### Data shown
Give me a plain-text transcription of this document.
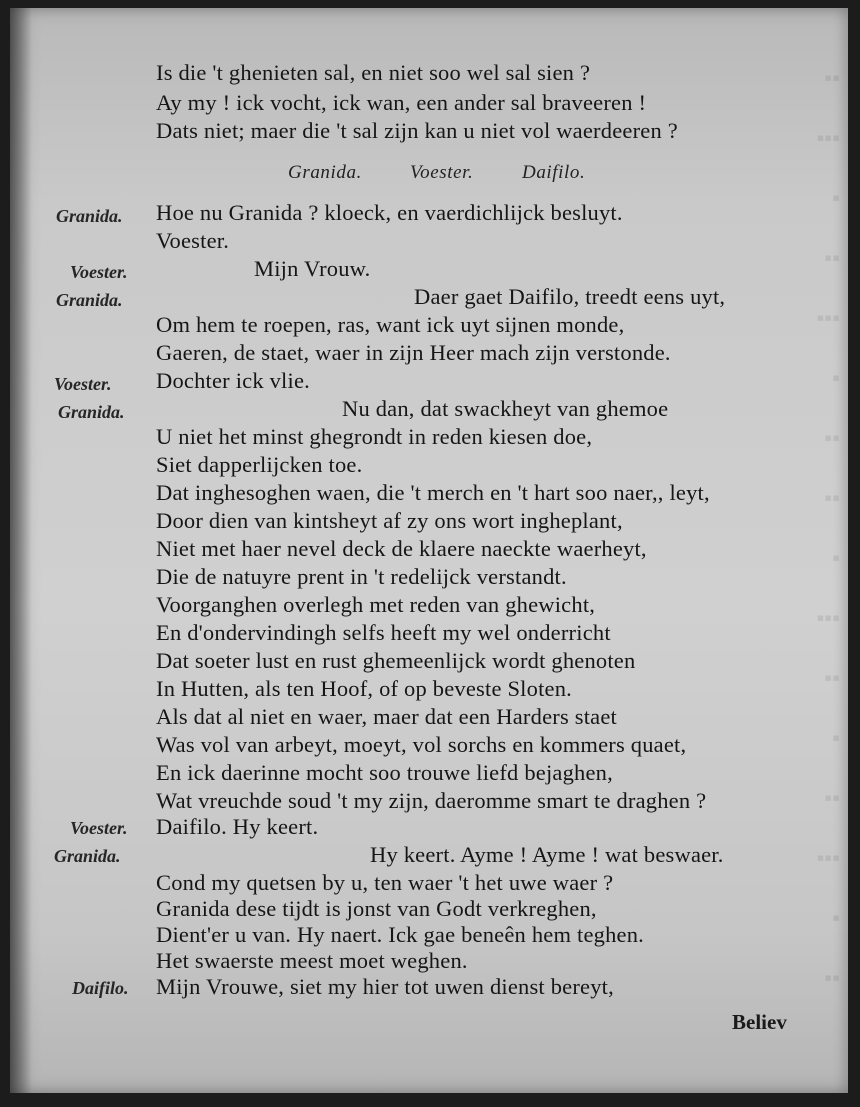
▪▪
▪▪▪
▪
▪▪
▪▪▪
▪
▪▪
▪▪
▪
▪▪▪
▪▪
▪
▪▪
▪▪▪
▪
▪▪
Is die 't ghenieten sal, en niet soo wel sal sien ?
Ay my ! ick vocht, ick wan, een ander sal braveeren !
Dats niet; maer die 't sal zijn kan u niet vol waerdeeren ?
Granida.	Voester.	Daifilo.
Granida.
Voester.
Granida.
Voester.
Granida.
Voester.
Granida.
Daifilo.
Hoe nu Granida ? kloeck, en vaerdichlijck besluyt.
Voester.
Mijn Vrouw.
Daer gaet Daifilo, treedt eens uyt,
Om hem te roepen, ras, want ick uyt sijnen monde,
Gaeren, de staet, waer in zijn Heer mach zijn verstonde.
Dochter ick vlie.
Nu dan, dat swackheyt van ghemoe
U niet het minst ghegrondt in reden kiesen doe,
Siet dapperlijcken toe.
Dat inghesoghen waen, die 't merch en 't hart soo naer,, leyt,
Door dien van kintsheyt af zy ons wort ingheplant,
Niet met haer nevel deck de klaere naeckte waerheyt,
Die de natuyre prent in 't redelijck verstandt.
Voorganghen overlegh met reden van ghewicht,
En d'ondervindingh selfs heeft my wel onderricht
Dat soeter lust en rust ghemeenlijck wordt ghenoten
In Hutten, als ten Hoof, of op beveste Sloten.
Als dat al niet en waer, maer dat een Harders staet
Was vol van arbeyt, moeyt, vol sorchs en kommers quaet,
En ick daerinne mocht soo trouwe liefd bejaghen,
Wat vreuchde soud 't my zijn, daeromme smart te draghen ?
Daifilo. Hy keert.
Hy keert. Ayme ! Ayme ! wat beswaer.
Cond my quetsen by u, ten waer 't het uwe waer ?
Granida dese tijdt is jonst van Godt verkreghen,
Dient'er u van. Hy naert. Ick gae beneên hem teghen.
Het swaerste meest moet weghen.
Mijn Vrouwe, siet my hier tot uwen dienst bereyt,
Believ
######
### Your goal
Output all of the entries verbatim, leaving out any images.

### Result below
Give me a plain-text transcription of this document.
▪▪
▪▪▪
▪
▪▪
▪▪▪
▪
▪▪
▪▪
▪
▪▪▪
▪▪
▪
▪▪
▪▪▪
▪
▪▪
Is die 't ghenieten sal, en niet soo wel sal sien ?
Ay my ! ick vocht, ick wan, een ander sal braveeren !
Dats niet; maer die 't sal zijn kan u niet vol waerdeeren ?
Granida.	Voester.	Daifilo.
Granida.
Voester.
Granida.
Voester.
Granida.
Voester.
Granida.
Daifilo.
Hoe nu Granida ? kloeck, en vaerdichlijck besluyt.
Voester.
Mijn Vrouw.
Daer gaet Daifilo, treedt eens uyt,
Om hem te roepen, ras, want ick uyt sijnen monde,
Gaeren, de staet, waer in zijn Heer mach zijn verstonde.
Dochter ick vlie.
Nu dan, dat swackheyt van ghemoe
U niet het minst ghegrondt in reden kiesen doe,
Siet dapperlijcken toe.
Dat inghesoghen waen, die 't merch en 't hart soo naer,, leyt,
Door dien van kintsheyt af zy ons wort ingheplant,
Niet met haer nevel deck de klaere naeckte waerheyt,
Die de natuyre prent in 't redelijck verstandt.
Voorganghen overlegh met reden van ghewicht,
En d'ondervindingh selfs heeft my wel onderricht
Dat soeter lust en rust ghemeenlijck wordt ghenoten
In Hutten, als ten Hoof, of op beveste Sloten.
Als dat al niet en waer, maer dat een Harders staet
Was vol van arbeyt, moeyt, vol sorchs en kommers quaet,
En ick daerinne mocht soo trouwe liefd bejaghen,
Wat vreuchde soud 't my zijn, daeromme smart te draghen ?
Daifilo. Hy keert.
Hy keert. Ayme ! Ayme ! wat beswaer.
Cond my quetsen by u, ten waer 't het uwe waer ?
Granida dese tijdt is jonst van Godt verkreghen,
Dient'er u van. Hy naert. Ick gae beneên hem teghen.
Het swaerste meest moet weghen.
Mijn Vrouwe, siet my hier tot uwen dienst bereyt,
Believ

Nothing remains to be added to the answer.